+++ Data for the task +++
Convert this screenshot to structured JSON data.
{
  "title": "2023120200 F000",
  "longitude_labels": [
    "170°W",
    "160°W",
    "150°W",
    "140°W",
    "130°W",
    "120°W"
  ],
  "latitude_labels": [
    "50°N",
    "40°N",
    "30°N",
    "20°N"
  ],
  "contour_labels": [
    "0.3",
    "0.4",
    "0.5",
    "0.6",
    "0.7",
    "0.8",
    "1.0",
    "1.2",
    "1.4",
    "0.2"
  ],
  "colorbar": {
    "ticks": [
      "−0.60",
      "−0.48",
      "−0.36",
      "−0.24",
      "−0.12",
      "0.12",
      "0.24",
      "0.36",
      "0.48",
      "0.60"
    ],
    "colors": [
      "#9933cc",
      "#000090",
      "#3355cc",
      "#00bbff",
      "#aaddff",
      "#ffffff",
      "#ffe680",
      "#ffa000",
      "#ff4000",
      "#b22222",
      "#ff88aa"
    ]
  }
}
+++
+++ Data for the task +++
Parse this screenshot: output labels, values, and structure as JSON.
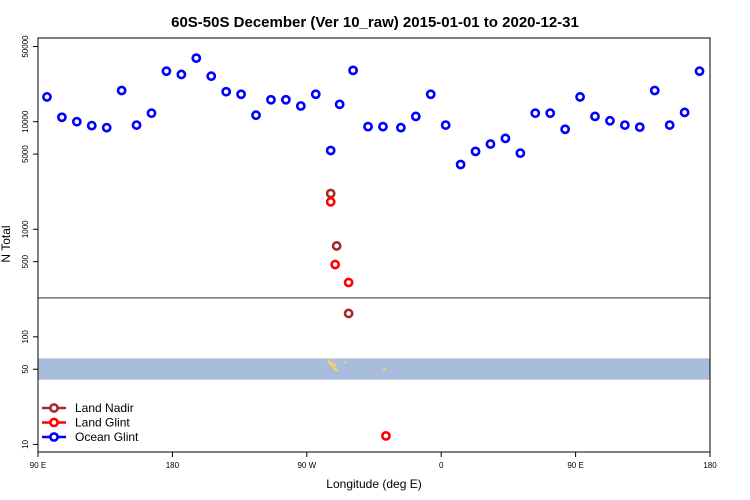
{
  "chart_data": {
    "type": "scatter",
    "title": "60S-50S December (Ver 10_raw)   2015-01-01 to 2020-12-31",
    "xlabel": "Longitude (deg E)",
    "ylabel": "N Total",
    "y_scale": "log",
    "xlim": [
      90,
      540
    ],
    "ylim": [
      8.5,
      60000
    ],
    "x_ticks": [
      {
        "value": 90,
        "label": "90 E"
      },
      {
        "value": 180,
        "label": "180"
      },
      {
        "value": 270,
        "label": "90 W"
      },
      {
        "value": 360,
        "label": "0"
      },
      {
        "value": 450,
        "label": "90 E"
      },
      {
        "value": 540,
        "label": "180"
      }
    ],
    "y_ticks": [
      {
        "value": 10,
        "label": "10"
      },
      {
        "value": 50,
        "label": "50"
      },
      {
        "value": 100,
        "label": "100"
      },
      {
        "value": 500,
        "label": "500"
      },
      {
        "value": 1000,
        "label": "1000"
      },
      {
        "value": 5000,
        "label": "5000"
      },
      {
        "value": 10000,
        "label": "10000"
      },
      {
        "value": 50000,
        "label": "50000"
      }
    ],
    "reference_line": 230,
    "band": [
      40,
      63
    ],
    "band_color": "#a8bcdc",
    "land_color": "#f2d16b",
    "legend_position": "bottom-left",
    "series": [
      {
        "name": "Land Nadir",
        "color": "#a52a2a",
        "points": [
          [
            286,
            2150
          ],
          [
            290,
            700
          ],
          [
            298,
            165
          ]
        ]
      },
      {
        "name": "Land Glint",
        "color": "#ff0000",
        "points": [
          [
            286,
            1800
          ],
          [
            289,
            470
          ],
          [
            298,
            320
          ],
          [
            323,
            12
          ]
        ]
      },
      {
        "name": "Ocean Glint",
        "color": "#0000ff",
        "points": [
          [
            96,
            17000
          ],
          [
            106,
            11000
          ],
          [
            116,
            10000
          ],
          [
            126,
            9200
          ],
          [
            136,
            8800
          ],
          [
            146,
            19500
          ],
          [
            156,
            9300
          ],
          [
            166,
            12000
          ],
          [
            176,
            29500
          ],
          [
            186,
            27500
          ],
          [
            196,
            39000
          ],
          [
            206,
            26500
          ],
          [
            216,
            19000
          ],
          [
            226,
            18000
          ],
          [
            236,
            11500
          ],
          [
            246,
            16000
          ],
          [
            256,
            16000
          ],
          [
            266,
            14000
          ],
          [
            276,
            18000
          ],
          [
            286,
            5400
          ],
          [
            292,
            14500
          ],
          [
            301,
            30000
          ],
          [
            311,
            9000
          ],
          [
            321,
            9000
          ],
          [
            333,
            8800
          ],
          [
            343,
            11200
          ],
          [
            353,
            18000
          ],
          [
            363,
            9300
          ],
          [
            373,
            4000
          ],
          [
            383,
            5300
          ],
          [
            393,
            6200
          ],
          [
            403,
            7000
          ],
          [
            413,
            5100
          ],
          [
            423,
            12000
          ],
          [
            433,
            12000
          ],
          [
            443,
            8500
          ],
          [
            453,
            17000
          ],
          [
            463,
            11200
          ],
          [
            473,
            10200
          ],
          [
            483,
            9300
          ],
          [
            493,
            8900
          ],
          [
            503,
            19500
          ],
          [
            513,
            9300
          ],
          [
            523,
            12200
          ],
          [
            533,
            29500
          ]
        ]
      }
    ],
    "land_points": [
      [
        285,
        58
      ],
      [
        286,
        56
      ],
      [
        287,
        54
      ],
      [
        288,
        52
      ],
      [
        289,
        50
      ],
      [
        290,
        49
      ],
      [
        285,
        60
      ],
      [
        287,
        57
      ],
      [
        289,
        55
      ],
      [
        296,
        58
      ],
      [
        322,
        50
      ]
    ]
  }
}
+++
## Exercise details
Going through the data above, count the lines where the string "JSON" appears, and answer with only that number.

## Answer to the exercise
2